+++ DOCUMENT EXCERPT
# Terrorists Begin Internet Recruiting Effort



## Pikache (5 Mar 2005)

http://aolsvc.news.aol.com/news/article.adp?id=20050303162609990021

By RAWYA RAGEH, AP

BAGHDAD, Iraq (March 4) - A new online magazine purportedly posted by al-Qaida's affiliate in Iraq has launched an effort to recruit Muslims to rid Iraq of infidels and apostates - its names for Americans and their Iraqi partners.
The colorful, well-designed magazine is named Zurwat al-Sanam, Arabic for "The Tip of the Camel's Hump'' - a reference among Islamic militants to "the epitome of belief and virtuous activity.''

The inaugural 43-page issue was posted two days after al-Qaida in Iraq, the group led by Jordanian terrorist Abu Musab al-Zarqawi, claimed responsibility for an attack Monday against police and army recruits that killed 125 people in Hillah, just south of Baghdad.
The group has also said it was behind car bombings and attacks that killed 14 police officers Wednesday. Al-Zarqawi's organization has been blamed for many of the bombings, kidnappings and beheadings in Iraq.

Washington-based counterterrorism expert Evan Kohlmann told The Associated Press the magazine aims at "conveying the sense that the organization is professional, capable and really understands what they're doing.''
It was designed as "an attempt to refute the idea that al-Zarqawi and these people are desperate. ... It shows that these people have time on their hands and don't have to worry about mobility.''
   
Abu Maysara al-Iraqi, the designated "media coordinator'' for al-Zarqawi's group, posted the magazine on the Internet late Wednesday.
Saved as an attachment, it has appeared on at least two extremist Islamic Web sites that have previously posted al-Qaida statements and claims of responsibility.

Mainly a rehash of letters, tracts and texts that have previously appeared on the Internet, the magazine includes a vow of fealty from al-Zarqawi to Osama bin Laden and a pledge to keep fighting.
It also includes excerpts from a bin Laden letter commending al-Zarqawi's fighters. The letter appears to be a patchwork of past speeches made by bin Laden.
Al-Zarqawi pledged allegiance to bin Laden last year in a letter posted on the Internet. In an audiotape aired later on the Al-Jazeera television network, bin Laden endorsed al-Zarqawi as his deputy in Iraq.

The letter from bin Laden appearing in the magazine refers to al-Zarqawi as the "emir'' of al-Qaida in Iraq and calls on people to "obey him.''
"There's a great difference between the sincere mujahedeen emirs who give up leadership for the sake of their religion and nation, and the region's kings and presidents, who refuse to unite the nation and scrap borders drawn by the crusaders,'' bin Laden writes.
++++++
+++ PROVIDED INFORMATION
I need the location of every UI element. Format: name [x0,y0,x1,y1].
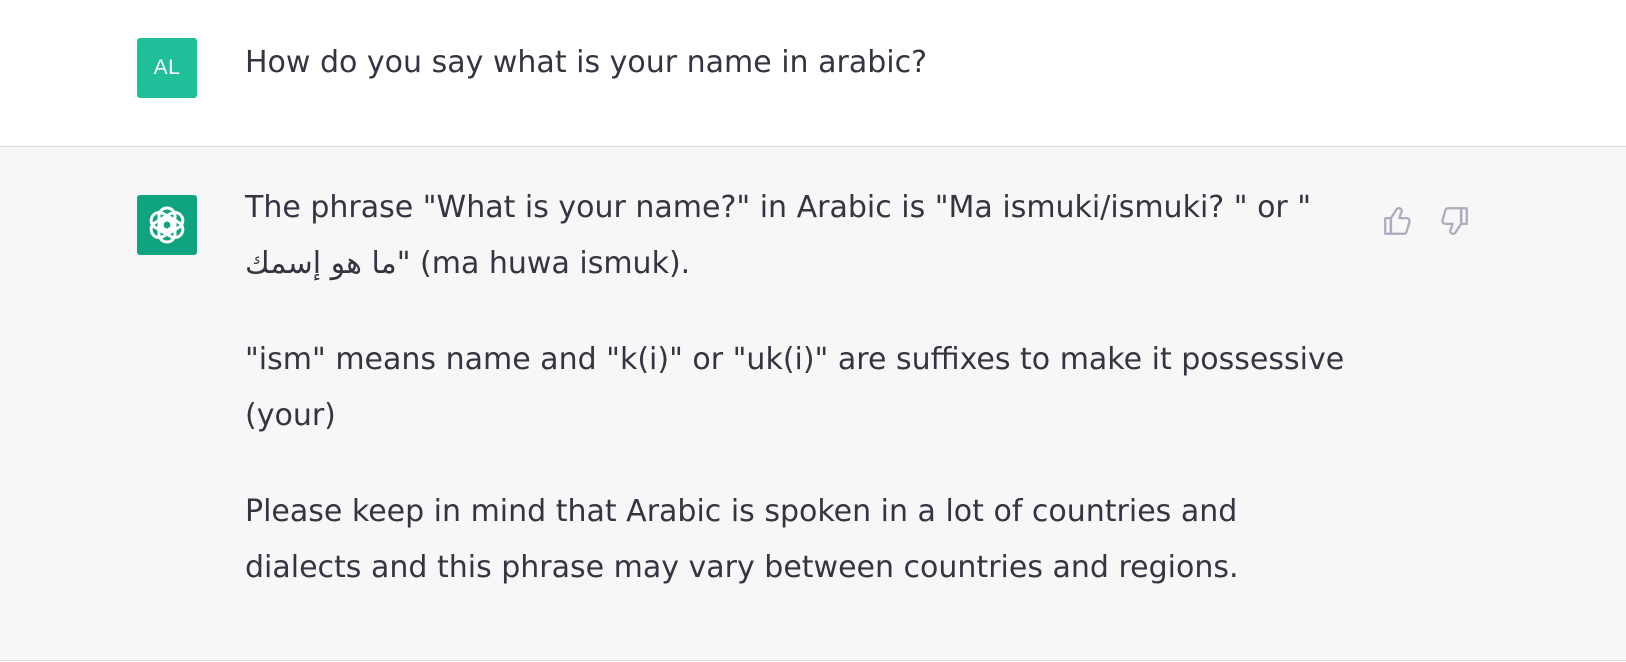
feedback-buttons [1381,204,1471,238]
user-message-row: AL How do you say what is your name in a… [0,0,1626,147]
assistant-message-text: The phrase "What is your name?" in Arabi… [245,180,1345,596]
thumbs-down-button[interactable] [1437,204,1471,238]
assistant-message-row: The phrase "What is your name?" in Arabi… [0,147,1626,661]
openai-logo-icon [149,206,185,244]
assistant-paragraph-1: The phrase "What is your name?" in Arabi… [245,190,1312,281]
user-message-text: How do you say what is your name in arab… [245,45,928,80]
thumbs-up-icon [1384,207,1411,235]
thumbs-up-button[interactable] [1381,204,1415,238]
assistant-avatar [137,195,197,255]
assistant-paragraph-2: "ism" means name and "k(i)" or "uk(i)" a… [245,342,1345,433]
user-avatar-initials: AL [153,56,181,79]
user-avatar: AL [137,38,197,98]
thumbs-down-icon [1441,207,1468,235]
assistant-paragraph-3: Please keep in mind that Arabic is spoke… [245,494,1239,585]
++++++
EXERCISE SET:
#1 Output the passage of the al-Qaida magazine article between "Al-Zarqawi pledged allegiance" and "bin Laden writes.", inclusive, word for word.
#2 Return, unchanged, the lines of the records between the lines holding "feedback-buttons [1381,204,1471,238]" and "assistant-message-row: The phrase", inclusive.

TASK-BY-TASK ANSWERS:
#1
Al-Zarqawi pledged allegiance to bin Laden last year in a letter posted on the Internet. In an audiotape aired later on the Al-Jazeera television network, bin Laden endorsed al-Zarqawi as his deputy in Iraq.

The letter from bin Laden appearing in the magazine refers to al-Zarqawi as the "emir'' of al-Qaida in Iraq and calls on people to "obey him.''
"There's a great difference between the sincere mujahedeen emirs who give up leadership for the sake of their religion and nation, and the region's kings and presidents, who refuse to unite the nation and scrap borders drawn by the crusaders,'' bin Laden writes.

#2
feedback-buttons [1381,204,1471,238]
user-message-row: AL How do you say what is your name in a… [0,0,1626,147]
assistant-message-text: The phrase "What is your name?" in Arabi… [245,180,1345,596]
thumbs-down-button[interactable] [1437,204,1471,238]
assistant-message-row: The phrase "What is your name?" in Arabi… [0,147,1626,661]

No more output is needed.